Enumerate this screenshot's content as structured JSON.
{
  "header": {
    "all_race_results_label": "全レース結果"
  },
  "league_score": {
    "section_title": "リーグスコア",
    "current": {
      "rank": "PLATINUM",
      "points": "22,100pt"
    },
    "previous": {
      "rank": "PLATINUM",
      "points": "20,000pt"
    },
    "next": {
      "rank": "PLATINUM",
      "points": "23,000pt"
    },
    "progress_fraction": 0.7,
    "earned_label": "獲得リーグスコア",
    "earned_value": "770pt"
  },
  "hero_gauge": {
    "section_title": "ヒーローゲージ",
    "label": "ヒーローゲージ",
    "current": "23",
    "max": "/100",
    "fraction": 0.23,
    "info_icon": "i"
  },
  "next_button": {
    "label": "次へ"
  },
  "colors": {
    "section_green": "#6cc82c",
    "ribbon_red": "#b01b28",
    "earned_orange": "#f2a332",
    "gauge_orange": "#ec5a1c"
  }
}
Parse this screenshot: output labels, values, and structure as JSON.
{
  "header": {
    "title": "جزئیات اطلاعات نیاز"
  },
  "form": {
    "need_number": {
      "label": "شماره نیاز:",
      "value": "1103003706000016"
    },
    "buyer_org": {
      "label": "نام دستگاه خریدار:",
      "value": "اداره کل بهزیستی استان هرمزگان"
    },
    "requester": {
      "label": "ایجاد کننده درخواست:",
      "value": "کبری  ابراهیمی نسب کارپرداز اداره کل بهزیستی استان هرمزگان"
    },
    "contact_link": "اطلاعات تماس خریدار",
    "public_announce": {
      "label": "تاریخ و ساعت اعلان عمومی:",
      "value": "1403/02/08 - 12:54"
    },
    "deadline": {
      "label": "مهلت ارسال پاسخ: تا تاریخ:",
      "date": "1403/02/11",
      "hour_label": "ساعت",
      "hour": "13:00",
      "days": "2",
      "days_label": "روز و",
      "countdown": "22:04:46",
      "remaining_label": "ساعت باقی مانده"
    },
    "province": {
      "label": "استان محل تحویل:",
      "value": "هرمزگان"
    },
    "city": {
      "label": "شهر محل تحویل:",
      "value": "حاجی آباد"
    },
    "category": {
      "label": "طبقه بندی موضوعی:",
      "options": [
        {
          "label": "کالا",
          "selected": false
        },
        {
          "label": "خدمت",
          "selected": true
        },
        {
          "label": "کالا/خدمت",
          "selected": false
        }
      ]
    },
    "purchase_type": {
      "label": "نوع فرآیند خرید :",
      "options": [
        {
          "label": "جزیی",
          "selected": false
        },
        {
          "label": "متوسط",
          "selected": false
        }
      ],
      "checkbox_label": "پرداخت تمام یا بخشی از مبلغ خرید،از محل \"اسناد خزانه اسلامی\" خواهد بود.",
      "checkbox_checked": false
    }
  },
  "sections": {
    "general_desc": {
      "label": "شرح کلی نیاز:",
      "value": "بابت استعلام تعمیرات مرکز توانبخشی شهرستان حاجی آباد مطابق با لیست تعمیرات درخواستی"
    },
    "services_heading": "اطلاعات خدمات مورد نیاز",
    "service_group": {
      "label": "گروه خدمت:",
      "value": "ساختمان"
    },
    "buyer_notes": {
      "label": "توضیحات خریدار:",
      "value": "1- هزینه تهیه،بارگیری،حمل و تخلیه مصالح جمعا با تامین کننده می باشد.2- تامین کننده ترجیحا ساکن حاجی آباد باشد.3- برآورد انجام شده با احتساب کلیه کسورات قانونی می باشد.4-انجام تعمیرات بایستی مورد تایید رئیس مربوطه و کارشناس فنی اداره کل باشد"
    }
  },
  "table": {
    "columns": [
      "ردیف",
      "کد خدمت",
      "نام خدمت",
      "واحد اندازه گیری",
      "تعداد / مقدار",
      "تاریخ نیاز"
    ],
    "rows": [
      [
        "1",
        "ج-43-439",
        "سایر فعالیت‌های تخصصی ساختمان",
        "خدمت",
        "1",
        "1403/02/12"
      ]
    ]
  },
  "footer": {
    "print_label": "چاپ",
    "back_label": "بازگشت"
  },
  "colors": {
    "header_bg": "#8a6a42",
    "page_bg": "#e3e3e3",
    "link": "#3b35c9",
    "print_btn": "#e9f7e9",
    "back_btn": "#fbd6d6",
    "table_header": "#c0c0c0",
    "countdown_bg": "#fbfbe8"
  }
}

Brief
Show each line of the data that contains the string "مورد".

The completed task
    "services_heading": "اطلاعات خدمات مورد نیاز",
      "value": "1- هزینه تهیه،بارگیری،حمل و تخلیه مصالح جمعا با تامین کننده می باشد.2- تامین کننده ترجیحا ساکن حاجی آباد باشد.3- برآورد انجام شده با احتساب کلیه کسورات قانونی می باشد.4-انجام تعمیرات بایستی مورد تایید رئیس مربوطه و کارشناس فنی اداره کل باشد"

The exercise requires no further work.